##### TASK MATERIAL #####

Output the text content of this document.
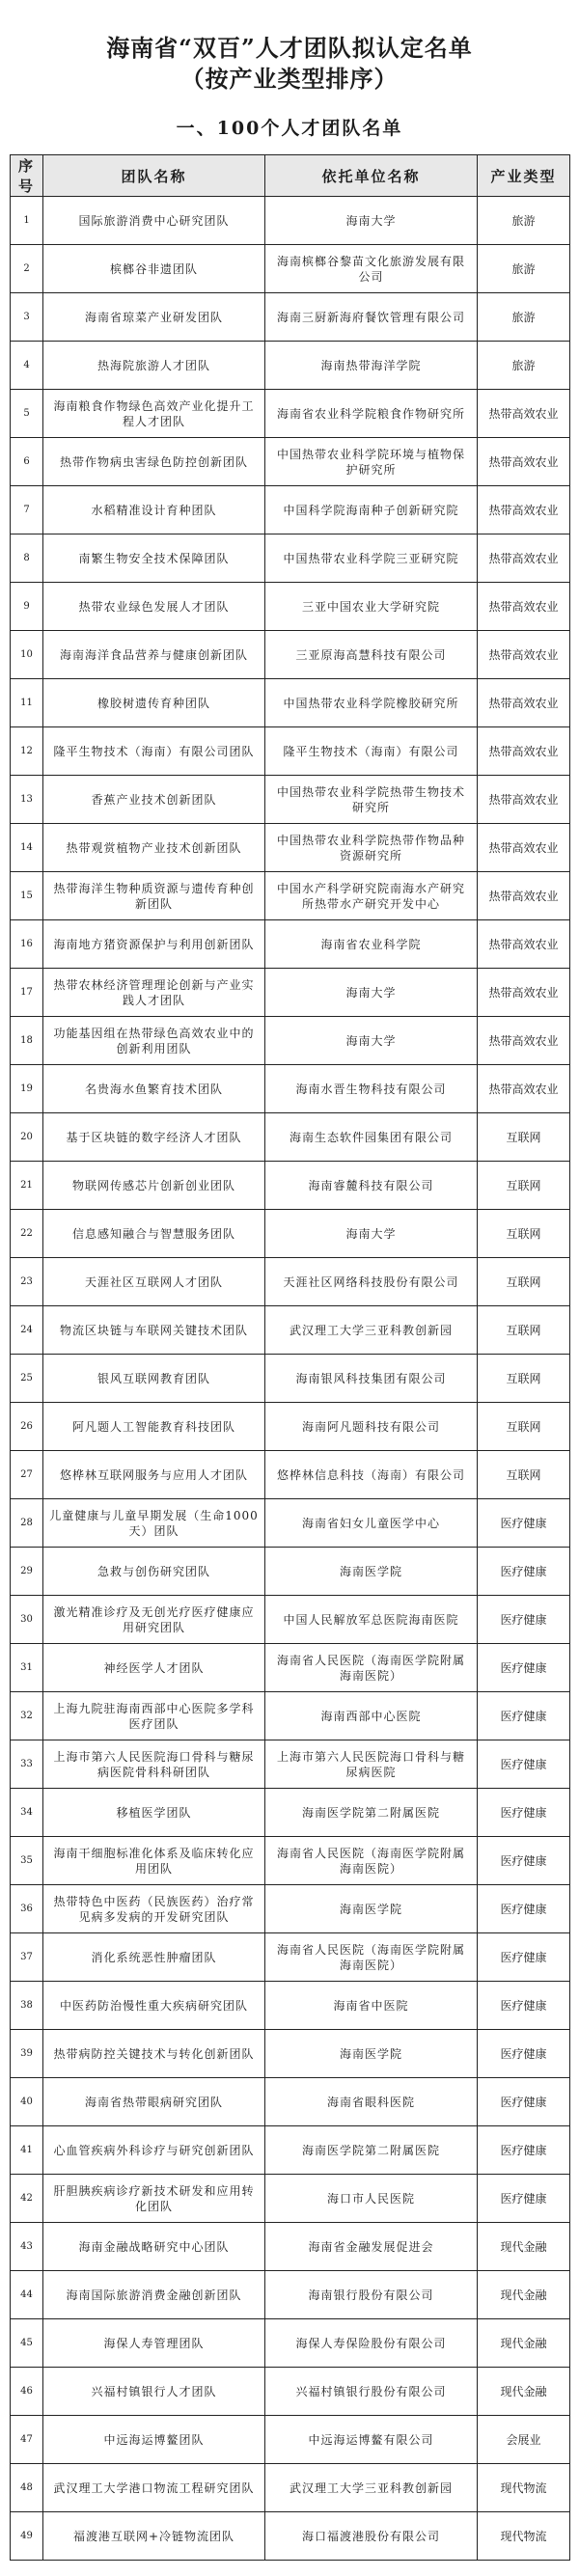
海南省“双百”人才团队拟认定名单
（按产业类型排序）
一、100个人才团队名单
序号	团队名称	依托单位名称	产业类型
1	国际旅游消费中心研究团队	海南大学	旅游
2	槟榔谷非遗团队	海南槟榔谷黎苗文化旅游发展有限公司	旅游
3	海南省琼菜产业研发团队	海南三厨新海府餐饮管理有限公司	旅游
4	热海院旅游人才团队	海南热带海洋学院	旅游
5	海南粮食作物绿色高效产业化提升工程人才团队	海南省农业科学院粮食作物研究所	热带高效农业
6	热带作物病虫害绿色防控创新团队	中国热带农业科学院环境与植物保护研究所	热带高效农业
7	水稻精准设计育种团队	中国科学院海南种子创新研究院	热带高效农业
8	南繁生物安全技术保障团队	中国热带农业科学院三亚研究院	热带高效农业
9	热带农业绿色发展人才团队	三亚中国农业大学研究院	热带高效农业
10	海南海洋食品营养与健康创新团队	三亚原海高慧科技有限公司	热带高效农业
11	橡胶树遗传育种团队	中国热带农业科学院橡胶研究所	热带高效农业
12	隆平生物技术（海南）有限公司团队	隆平生物技术（海南）有限公司	热带高效农业
13	香蕉产业技术创新团队	中国热带农业科学院热带生物技术研究所	热带高效农业
14	热带观赏植物产业技术创新团队	中国热带农业科学院热带作物品种资源研究所	热带高效农业
15	热带海洋生物种质资源与遗传育种创新团队	中国水产科学研究院南海水产研究所热带水产研究开发中心	热带高效农业
16	海南地方猪资源保护与利用创新团队	海南省农业科学院	热带高效农业
17	热带农林经济管理理论创新与产业实践人才团队	海南大学	热带高效农业
18	功能基因组在热带绿色高效农业中的创新利用团队	海南大学	热带高效农业
19	名贵海水鱼繁育技术团队	海南水晋生物科技有限公司	热带高效农业
20	基于区块链的数字经济人才团队	海南生态软件园集团有限公司	互联网
21	物联网传感芯片创新创业团队	海南睿麓科技有限公司	互联网
22	信息感知融合与智慧服务团队	海南大学	互联网
23	天涯社区互联网人才团队	天涯社区网络科技股份有限公司	互联网
24	物流区块链与车联网关键技术团队	武汉理工大学三亚科教创新园	互联网
25	银风互联网教育团队	海南银风科技集团有限公司	互联网
26	阿凡题人工智能教育科技团队	海南阿凡题科技有限公司	互联网
27	悠桦林互联网服务与应用人才团队	悠桦林信息科技（海南）有限公司	互联网
28	儿童健康与儿童早期发展（生命1000天）团队	海南省妇女儿童医学中心	医疗健康
29	急救与创伤研究团队	海南医学院	医疗健康
30	激光精准诊疗及无创光疗医疗健康应用研究团队	中国人民解放军总医院海南医院	医疗健康
31	神经医学人才团队	海南省人民医院（海南医学院附属海南医院）	医疗健康
32	上海九院驻海南西部中心医院多学科医疗团队	海南西部中心医院	医疗健康
33	上海市第六人民医院海口骨科与糖尿病医院骨科科研团队	上海市第六人民医院海口骨科与糖尿病医院	医疗健康
34	移植医学团队	海南医学院第二附属医院	医疗健康
35	海南干细胞标准化体系及临床转化应用团队	海南省人民医院（海南医学院附属海南医院）	医疗健康
36	热带特色中医药（民族医药）治疗常见病多发病的开发研究团队	海南医学院	医疗健康
37	消化系统恶性肿瘤团队	海南省人民医院（海南医学院附属海南医院）	医疗健康
38	中医药防治慢性重大疾病研究团队	海南省中医院	医疗健康
39	热带病防控关键技术与转化创新团队	海南医学院	医疗健康
40	海南省热带眼病研究团队	海南省眼科医院	医疗健康
41	心血管疾病外科诊疗与研究创新团队	海南医学院第二附属医院	医疗健康
42	肝胆胰疾病诊疗新技术研发和应用转化团队	海口市人民医院	医疗健康
43	海南金融战略研究中心团队	海南省金融发展促进会	现代金融
44	海南国际旅游消费金融创新团队	海南银行股份有限公司	现代金融
45	海保人寿管理团队	海保人寿保险股份有限公司	现代金融
46	兴福村镇银行人才团队	兴福村镇银行股份有限公司	现代金融
47	中远海运博鳌团队	中远海运博鳌有限公司	会展业
48	武汉理工大学港口物流工程研究团队	武汉理工大学三亚科教创新园	现代物流
49	福渡港互联网+冷链物流团队	海口福渡港股份有限公司	现代物流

#####

▶ _WORK REQUIRED_
Reproduce the material word for word. Any pictures should be left out of the copy.

▶ _FULL OUTPUT_
Output the text content of this document.
海南省“双百”人才团队拟认定名单
（按产业类型排序）
一、100个人才团队名单
序号	团队名称	依托单位名称	产业类型
1	国际旅游消费中心研究团队	海南大学	旅游
2	槟榔谷非遗团队	海南槟榔谷黎苗文化旅游发展有限公司	旅游
3	海南省琼菜产业研发团队	海南三厨新海府餐饮管理有限公司	旅游
4	热海院旅游人才团队	海南热带海洋学院	旅游
5	海南粮食作物绿色高效产业化提升工程人才团队	海南省农业科学院粮食作物研究所	热带高效农业
6	热带作物病虫害绿色防控创新团队	中国热带农业科学院环境与植物保护研究所	热带高效农业
7	水稻精准设计育种团队	中国科学院海南种子创新研究院	热带高效农业
8	南繁生物安全技术保障团队	中国热带农业科学院三亚研究院	热带高效农业
9	热带农业绿色发展人才团队	三亚中国农业大学研究院	热带高效农业
10	海南海洋食品营养与健康创新团队	三亚原海高慧科技有限公司	热带高效农业
11	橡胶树遗传育种团队	中国热带农业科学院橡胶研究所	热带高效农业
12	隆平生物技术（海南）有限公司团队	隆平生物技术（海南）有限公司	热带高效农业
13	香蕉产业技术创新团队	中国热带农业科学院热带生物技术研究所	热带高效农业
14	热带观赏植物产业技术创新团队	中国热带农业科学院热带作物品种资源研究所	热带高效农业
15	热带海洋生物种质资源与遗传育种创新团队	中国水产科学研究院南海水产研究所热带水产研究开发中心	热带高效农业
16	海南地方猪资源保护与利用创新团队	海南省农业科学院	热带高效农业
17	热带农林经济管理理论创新与产业实践人才团队	海南大学	热带高效农业
18	功能基因组在热带绿色高效农业中的创新利用团队	海南大学	热带高效农业
19	名贵海水鱼繁育技术团队	海南水晋生物科技有限公司	热带高效农业
20	基于区块链的数字经济人才团队	海南生态软件园集团有限公司	互联网
21	物联网传感芯片创新创业团队	海南睿麓科技有限公司	互联网
22	信息感知融合与智慧服务团队	海南大学	互联网
23	天涯社区互联网人才团队	天涯社区网络科技股份有限公司	互联网
24	物流区块链与车联网关键技术团队	武汉理工大学三亚科教创新园	互联网
25	银风互联网教育团队	海南银风科技集团有限公司	互联网
26	阿凡题人工智能教育科技团队	海南阿凡题科技有限公司	互联网
27	悠桦林互联网服务与应用人才团队	悠桦林信息科技（海南）有限公司	互联网
28	儿童健康与儿童早期发展（生命1000天）团队	海南省妇女儿童医学中心	医疗健康
29	急救与创伤研究团队	海南医学院	医疗健康
30	激光精准诊疗及无创光疗医疗健康应用研究团队	中国人民解放军总医院海南医院	医疗健康
31	神经医学人才团队	海南省人民医院（海南医学院附属海南医院）	医疗健康
32	上海九院驻海南西部中心医院多学科医疗团队	海南西部中心医院	医疗健康
33	上海市第六人民医院海口骨科与糖尿病医院骨科科研团队	上海市第六人民医院海口骨科与糖尿病医院	医疗健康
34	移植医学团队	海南医学院第二附属医院	医疗健康
35	海南干细胞标准化体系及临床转化应用团队	海南省人民医院（海南医学院附属海南医院）	医疗健康
36	热带特色中医药（民族医药）治疗常见病多发病的开发研究团队	海南医学院	医疗健康
37	消化系统恶性肿瘤团队	海南省人民医院（海南医学院附属海南医院）	医疗健康
38	中医药防治慢性重大疾病研究团队	海南省中医院	医疗健康
39	热带病防控关键技术与转化创新团队	海南医学院	医疗健康
40	海南省热带眼病研究团队	海南省眼科医院	医疗健康
41	心血管疾病外科诊疗与研究创新团队	海南医学院第二附属医院	医疗健康
42	肝胆胰疾病诊疗新技术研发和应用转化团队	海口市人民医院	医疗健康
43	海南金融战略研究中心团队	海南省金融发展促进会	现代金融
44	海南国际旅游消费金融创新团队	海南银行股份有限公司	现代金融
45	海保人寿管理团队	海保人寿保险股份有限公司	现代金融
46	兴福村镇银行人才团队	兴福村镇银行股份有限公司	现代金融
47	中远海运博鳌团队	中远海运博鳌有限公司	会展业
48	武汉理工大学港口物流工程研究团队	武汉理工大学三亚科教创新园	现代物流
49	福渡港互联网+冷链物流团队	海口福渡港股份有限公司	现代物流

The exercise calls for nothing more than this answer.